======== DATA PROVIDED

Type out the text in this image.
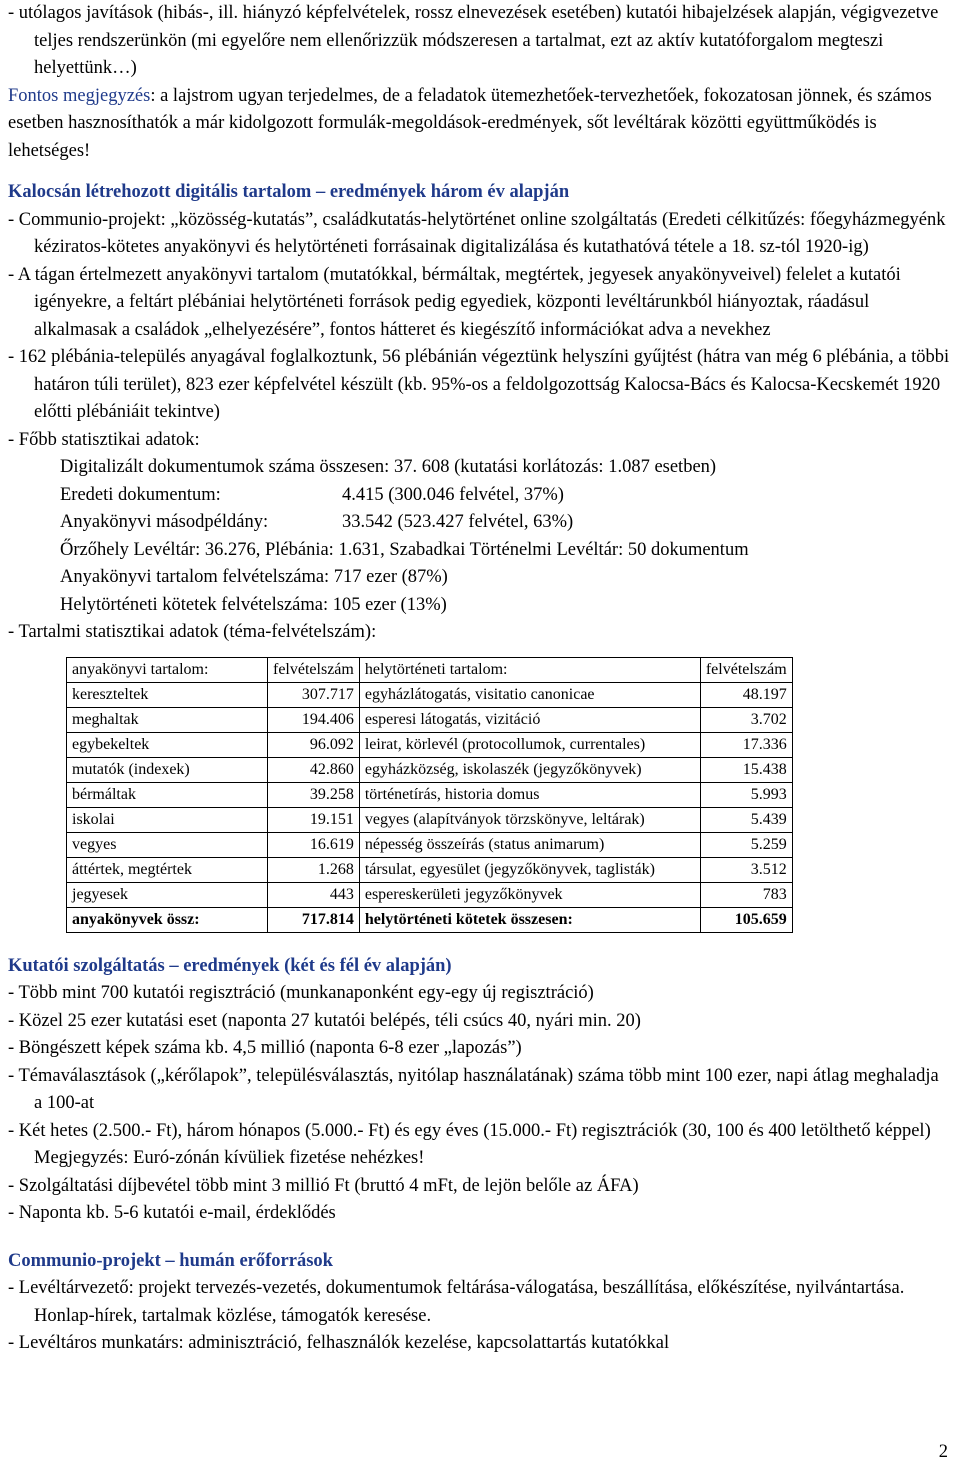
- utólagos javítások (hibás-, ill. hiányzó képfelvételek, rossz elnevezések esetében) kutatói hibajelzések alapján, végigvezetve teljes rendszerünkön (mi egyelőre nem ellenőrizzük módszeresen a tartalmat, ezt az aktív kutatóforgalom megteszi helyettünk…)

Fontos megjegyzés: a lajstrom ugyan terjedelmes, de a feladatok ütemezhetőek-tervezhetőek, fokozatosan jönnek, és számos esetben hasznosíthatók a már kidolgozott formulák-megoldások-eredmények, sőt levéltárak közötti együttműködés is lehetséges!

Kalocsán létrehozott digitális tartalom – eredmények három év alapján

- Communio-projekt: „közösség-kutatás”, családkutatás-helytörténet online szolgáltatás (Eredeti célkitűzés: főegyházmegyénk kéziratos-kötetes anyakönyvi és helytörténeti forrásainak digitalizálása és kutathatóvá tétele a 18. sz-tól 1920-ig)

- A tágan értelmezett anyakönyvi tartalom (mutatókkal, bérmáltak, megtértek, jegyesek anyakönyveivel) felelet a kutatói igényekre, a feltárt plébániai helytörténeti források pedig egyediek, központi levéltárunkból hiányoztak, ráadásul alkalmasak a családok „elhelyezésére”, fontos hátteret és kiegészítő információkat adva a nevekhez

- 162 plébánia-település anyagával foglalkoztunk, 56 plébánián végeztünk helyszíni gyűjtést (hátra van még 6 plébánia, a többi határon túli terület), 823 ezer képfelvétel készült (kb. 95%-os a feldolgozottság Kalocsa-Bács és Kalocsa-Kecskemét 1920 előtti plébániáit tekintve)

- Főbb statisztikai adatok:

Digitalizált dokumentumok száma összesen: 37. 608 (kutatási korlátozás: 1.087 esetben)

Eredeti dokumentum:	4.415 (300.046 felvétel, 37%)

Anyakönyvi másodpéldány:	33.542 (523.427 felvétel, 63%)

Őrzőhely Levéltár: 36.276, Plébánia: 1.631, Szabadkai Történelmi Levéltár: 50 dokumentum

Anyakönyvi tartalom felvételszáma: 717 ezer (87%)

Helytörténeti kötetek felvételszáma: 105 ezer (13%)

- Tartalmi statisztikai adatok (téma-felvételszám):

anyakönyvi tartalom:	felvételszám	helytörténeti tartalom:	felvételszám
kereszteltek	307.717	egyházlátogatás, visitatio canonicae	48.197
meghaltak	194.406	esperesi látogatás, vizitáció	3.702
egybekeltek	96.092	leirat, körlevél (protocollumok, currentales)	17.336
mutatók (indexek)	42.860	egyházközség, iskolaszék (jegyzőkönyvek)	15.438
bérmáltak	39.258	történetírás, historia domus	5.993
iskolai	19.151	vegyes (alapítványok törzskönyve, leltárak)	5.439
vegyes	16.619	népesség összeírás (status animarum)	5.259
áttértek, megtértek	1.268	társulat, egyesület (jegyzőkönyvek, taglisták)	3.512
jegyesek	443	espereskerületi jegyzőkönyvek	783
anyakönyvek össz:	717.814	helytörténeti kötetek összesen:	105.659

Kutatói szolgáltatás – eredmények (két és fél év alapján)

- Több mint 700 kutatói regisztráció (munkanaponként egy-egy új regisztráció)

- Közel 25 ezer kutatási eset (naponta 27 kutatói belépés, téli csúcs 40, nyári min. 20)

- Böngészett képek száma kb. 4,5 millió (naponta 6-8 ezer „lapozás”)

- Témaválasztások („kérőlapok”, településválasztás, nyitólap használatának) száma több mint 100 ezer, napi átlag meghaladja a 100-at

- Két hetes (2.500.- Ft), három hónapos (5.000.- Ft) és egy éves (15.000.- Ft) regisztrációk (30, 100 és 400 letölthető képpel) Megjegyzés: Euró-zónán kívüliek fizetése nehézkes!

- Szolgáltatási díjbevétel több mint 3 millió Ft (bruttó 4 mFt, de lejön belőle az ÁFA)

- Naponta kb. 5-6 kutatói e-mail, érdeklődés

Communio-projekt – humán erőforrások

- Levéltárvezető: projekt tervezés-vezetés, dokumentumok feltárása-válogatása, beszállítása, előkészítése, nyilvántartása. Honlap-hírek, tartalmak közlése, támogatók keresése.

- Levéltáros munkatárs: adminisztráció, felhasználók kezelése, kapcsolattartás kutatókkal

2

================

▸ EXERCISE REQUIREMENTS
Pictures don't belong in the copy. Restate all the entries exactly.

▸ WRITTEN ANSWER
Type out the text in this image.
- utólagos javítások (hibás-, ill. hiányzó képfelvételek, rossz elnevezések esetében) kutatói hibajelzések alapján, végigvezetve teljes rendszerünkön (mi egyelőre nem ellenőrizzük módszeresen a tartalmat, ezt az aktív kutatóforgalom megteszi helyettünk…)

Fontos megjegyzés: a lajstrom ugyan terjedelmes, de a feladatok ütemezhetőek-tervezhetőek, fokozatosan jönnek, és számos esetben hasznosíthatók a már kidolgozott formulák-megoldások-eredmények, sőt levéltárak közötti együttműködés is lehetséges!

Kalocsán létrehozott digitális tartalom – eredmények három év alapján

- Communio-projekt: „közösség-kutatás”, családkutatás-helytörténet online szolgáltatás (Eredeti célkitűzés: főegyházmegyénk kéziratos-kötetes anyakönyvi és helytörténeti forrásainak digitalizálása és kutathatóvá tétele a 18. sz-tól 1920-ig)

- A tágan értelmezett anyakönyvi tartalom (mutatókkal, bérmáltak, megtértek, jegyesek anyakönyveivel) felelet a kutatói igényekre, a feltárt plébániai helytörténeti források pedig egyediek, központi levéltárunkból hiányoztak, ráadásul alkalmasak a családok „elhelyezésére”, fontos hátteret és kiegészítő információkat adva a nevekhez

- 162 plébánia-település anyagával foglalkoztunk, 56 plébánián végeztünk helyszíni gyűjtést (hátra van még 6 plébánia, a többi határon túli terület), 823 ezer képfelvétel készült (kb. 95%-os a feldolgozottság Kalocsa-Bács és Kalocsa-Kecskemét 1920 előtti plébániáit tekintve)

- Főbb statisztikai adatok:

Digitalizált dokumentumok száma összesen: 37. 608 (kutatási korlátozás: 1.087 esetben)

Eredeti dokumentum:	4.415 (300.046 felvétel, 37%)

Anyakönyvi másodpéldány:	33.542 (523.427 felvétel, 63%)

Őrzőhely Levéltár: 36.276, Plébánia: 1.631, Szabadkai Történelmi Levéltár: 50 dokumentum

Anyakönyvi tartalom felvételszáma: 717 ezer (87%)

Helytörténeti kötetek felvételszáma: 105 ezer (13%)

- Tartalmi statisztikai adatok (téma-felvételszám):

anyakönyvi tartalom:	felvételszám	helytörténeti tartalom:	felvételszám
kereszteltek	307.717	egyházlátogatás, visitatio canonicae	48.197
meghaltak	194.406	esperesi látogatás, vizitáció	3.702
egybekeltek	96.092	leirat, körlevél (protocollumok, currentales)	17.336
mutatók (indexek)	42.860	egyházközség, iskolaszék (jegyzőkönyvek)	15.438
bérmáltak	39.258	történetírás, historia domus	5.993
iskolai	19.151	vegyes (alapítványok törzskönyve, leltárak)	5.439
vegyes	16.619	népesség összeírás (status animarum)	5.259
áttértek, megtértek	1.268	társulat, egyesület (jegyzőkönyvek, taglisták)	3.512
jegyesek	443	espereskerületi jegyzőkönyvek	783
anyakönyvek össz:	717.814	helytörténeti kötetek összesen:	105.659

Kutatói szolgáltatás – eredmények (két és fél év alapján)

- Több mint 700 kutatói regisztráció (munkanaponként egy-egy új regisztráció)

- Közel 25 ezer kutatási eset (naponta 27 kutatói belépés, téli csúcs 40, nyári min. 20)

- Böngészett képek száma kb. 4,5 millió (naponta 6-8 ezer „lapozás”)

- Témaválasztások („kérőlapok”, településválasztás, nyitólap használatának) száma több mint 100 ezer, napi átlag meghaladja a 100-at

- Két hetes (2.500.- Ft), három hónapos (5.000.- Ft) és egy éves (15.000.- Ft) regisztrációk (30, 100 és 400 letölthető képpel) Megjegyzés: Euró-zónán kívüliek fizetése nehézkes!

- Szolgáltatási díjbevétel több mint 3 millió Ft (bruttó 4 mFt, de lejön belőle az ÁFA)

- Naponta kb. 5-6 kutatói e-mail, érdeklődés

Communio-projekt – humán erőforrások

- Levéltárvezető: projekt tervezés-vezetés, dokumentumok feltárása-válogatása, beszállítása, előkészítése, nyilvántartása. Honlap-hírek, tartalmak közlése, támogatók keresése.

- Levéltáros munkatárs: adminisztráció, felhasználók kezelése, kapcsolattartás kutatókkal

2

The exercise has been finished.